> **Goal**:
Give every line from the entries that contains "bonis".

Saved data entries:
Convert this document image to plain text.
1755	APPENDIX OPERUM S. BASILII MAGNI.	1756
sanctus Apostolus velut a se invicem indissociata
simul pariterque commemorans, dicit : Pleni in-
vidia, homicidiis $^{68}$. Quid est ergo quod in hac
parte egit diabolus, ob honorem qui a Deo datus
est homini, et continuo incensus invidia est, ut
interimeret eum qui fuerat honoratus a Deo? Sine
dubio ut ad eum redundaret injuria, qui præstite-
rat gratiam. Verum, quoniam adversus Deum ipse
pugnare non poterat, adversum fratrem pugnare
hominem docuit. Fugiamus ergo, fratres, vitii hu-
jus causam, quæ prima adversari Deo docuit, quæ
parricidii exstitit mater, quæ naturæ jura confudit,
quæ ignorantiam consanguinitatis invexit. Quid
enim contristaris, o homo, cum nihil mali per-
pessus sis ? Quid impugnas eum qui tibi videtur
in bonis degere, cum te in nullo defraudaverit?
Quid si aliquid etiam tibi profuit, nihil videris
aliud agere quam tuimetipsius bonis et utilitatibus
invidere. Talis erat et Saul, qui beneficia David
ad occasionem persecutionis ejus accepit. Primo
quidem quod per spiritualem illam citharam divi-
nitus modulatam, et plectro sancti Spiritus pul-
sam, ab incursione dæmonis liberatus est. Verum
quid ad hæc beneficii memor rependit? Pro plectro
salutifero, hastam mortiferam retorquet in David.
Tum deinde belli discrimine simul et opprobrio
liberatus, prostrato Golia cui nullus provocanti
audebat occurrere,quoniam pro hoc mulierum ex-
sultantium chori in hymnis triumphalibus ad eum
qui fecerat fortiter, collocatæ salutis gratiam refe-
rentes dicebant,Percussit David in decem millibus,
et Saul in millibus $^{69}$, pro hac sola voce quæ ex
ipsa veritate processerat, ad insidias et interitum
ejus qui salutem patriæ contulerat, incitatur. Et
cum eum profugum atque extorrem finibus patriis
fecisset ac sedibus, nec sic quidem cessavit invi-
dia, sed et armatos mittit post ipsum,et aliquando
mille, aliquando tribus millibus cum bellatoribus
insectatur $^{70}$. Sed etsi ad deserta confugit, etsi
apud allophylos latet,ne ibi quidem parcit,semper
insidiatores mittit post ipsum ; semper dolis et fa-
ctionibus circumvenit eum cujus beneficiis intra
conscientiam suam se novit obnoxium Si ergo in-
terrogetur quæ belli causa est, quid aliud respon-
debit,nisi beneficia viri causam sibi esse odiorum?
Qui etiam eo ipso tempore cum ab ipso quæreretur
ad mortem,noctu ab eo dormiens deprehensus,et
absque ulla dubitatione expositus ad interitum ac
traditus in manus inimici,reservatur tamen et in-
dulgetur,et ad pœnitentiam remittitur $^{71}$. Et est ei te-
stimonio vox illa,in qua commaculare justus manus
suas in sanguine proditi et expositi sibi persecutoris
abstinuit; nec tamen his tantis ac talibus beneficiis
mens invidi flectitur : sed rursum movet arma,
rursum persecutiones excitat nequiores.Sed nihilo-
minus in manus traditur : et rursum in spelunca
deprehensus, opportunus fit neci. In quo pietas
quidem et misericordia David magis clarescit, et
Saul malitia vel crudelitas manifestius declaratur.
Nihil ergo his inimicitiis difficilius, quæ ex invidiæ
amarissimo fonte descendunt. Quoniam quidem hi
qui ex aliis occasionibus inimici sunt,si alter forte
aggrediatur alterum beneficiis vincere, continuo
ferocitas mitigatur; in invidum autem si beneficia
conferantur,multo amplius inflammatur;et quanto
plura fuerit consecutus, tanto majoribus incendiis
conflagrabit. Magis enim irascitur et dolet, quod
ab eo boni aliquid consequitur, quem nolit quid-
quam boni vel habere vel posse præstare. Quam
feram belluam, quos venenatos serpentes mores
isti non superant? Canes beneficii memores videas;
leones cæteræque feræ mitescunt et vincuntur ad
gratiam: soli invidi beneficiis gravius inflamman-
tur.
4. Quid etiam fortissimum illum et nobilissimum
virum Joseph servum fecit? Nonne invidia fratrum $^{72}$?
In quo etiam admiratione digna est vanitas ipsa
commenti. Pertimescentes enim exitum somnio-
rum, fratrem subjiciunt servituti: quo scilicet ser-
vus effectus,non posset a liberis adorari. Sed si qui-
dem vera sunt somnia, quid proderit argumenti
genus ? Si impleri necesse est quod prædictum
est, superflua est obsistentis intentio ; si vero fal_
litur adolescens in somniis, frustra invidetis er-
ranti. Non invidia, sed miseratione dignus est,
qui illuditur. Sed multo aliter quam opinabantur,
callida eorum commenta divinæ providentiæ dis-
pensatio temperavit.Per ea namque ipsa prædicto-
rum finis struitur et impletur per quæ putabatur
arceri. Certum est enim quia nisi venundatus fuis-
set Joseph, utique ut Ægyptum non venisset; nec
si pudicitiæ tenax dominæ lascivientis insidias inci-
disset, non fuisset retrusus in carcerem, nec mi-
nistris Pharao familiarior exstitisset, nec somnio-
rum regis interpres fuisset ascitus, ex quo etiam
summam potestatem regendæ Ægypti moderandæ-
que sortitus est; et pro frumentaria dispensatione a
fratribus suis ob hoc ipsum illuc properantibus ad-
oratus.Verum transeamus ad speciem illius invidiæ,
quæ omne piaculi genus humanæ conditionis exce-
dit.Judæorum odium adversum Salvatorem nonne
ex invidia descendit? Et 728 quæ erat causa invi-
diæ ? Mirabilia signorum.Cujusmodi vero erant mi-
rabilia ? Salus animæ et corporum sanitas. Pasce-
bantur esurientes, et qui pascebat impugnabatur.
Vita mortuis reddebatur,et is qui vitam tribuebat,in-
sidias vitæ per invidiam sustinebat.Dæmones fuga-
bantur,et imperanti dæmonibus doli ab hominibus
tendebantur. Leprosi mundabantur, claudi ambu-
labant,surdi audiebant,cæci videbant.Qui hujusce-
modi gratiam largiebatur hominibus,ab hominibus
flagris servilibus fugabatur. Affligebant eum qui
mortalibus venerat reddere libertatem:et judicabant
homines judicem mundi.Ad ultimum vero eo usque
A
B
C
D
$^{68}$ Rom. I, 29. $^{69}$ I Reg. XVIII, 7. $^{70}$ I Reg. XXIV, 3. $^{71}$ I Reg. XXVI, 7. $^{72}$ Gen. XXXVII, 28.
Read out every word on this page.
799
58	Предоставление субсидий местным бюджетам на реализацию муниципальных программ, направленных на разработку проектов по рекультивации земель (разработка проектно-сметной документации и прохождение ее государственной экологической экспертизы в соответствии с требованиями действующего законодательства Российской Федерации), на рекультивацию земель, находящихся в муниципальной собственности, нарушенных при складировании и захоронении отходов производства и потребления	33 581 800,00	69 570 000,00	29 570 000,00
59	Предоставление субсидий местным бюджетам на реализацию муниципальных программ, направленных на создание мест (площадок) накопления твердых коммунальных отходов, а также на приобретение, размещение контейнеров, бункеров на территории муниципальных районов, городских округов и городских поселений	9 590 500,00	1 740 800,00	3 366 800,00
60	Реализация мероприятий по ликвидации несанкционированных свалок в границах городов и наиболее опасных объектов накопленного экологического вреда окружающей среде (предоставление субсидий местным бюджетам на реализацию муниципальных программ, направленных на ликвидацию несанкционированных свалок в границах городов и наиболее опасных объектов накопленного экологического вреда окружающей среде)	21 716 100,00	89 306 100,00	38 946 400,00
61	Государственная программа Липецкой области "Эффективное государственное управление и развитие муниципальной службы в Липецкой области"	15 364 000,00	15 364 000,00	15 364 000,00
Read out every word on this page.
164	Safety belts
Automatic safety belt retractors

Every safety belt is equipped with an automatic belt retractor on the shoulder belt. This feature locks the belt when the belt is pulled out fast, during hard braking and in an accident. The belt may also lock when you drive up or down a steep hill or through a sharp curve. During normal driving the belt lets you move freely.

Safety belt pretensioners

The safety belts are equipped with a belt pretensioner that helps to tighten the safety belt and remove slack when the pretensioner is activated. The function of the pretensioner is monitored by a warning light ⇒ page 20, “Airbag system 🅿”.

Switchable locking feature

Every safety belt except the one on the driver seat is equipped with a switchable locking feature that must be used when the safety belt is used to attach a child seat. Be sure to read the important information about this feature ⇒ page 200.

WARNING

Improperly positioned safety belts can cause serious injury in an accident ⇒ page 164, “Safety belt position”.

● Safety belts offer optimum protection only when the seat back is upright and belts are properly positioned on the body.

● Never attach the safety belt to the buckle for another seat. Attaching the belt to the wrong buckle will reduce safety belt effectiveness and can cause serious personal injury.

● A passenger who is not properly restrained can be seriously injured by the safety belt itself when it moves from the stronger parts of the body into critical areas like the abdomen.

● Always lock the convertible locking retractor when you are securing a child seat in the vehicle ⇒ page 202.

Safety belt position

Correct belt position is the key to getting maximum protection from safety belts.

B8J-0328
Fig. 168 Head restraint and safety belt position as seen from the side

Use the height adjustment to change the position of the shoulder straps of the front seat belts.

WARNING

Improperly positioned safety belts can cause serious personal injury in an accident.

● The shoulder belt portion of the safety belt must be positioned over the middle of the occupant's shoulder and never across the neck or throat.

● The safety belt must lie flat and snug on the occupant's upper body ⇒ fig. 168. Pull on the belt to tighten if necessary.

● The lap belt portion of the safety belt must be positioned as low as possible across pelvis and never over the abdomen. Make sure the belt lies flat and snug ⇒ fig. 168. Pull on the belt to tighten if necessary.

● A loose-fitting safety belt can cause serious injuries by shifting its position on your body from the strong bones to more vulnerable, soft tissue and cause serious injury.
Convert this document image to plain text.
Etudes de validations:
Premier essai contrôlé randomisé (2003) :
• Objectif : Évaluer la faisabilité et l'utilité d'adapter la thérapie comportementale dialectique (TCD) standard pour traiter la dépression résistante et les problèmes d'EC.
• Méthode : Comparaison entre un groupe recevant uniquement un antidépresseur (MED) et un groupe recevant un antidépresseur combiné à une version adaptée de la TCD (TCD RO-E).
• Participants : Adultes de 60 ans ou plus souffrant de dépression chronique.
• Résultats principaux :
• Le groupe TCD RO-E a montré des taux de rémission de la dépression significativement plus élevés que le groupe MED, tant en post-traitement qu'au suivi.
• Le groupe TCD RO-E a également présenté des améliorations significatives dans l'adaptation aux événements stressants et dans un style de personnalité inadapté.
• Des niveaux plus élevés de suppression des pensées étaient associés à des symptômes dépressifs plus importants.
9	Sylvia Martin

> **Exercise answer**:
in bonis degere, cum te in nullo defraudaverit?
aliud agere quam tuimetipsius bonis et utilitatibus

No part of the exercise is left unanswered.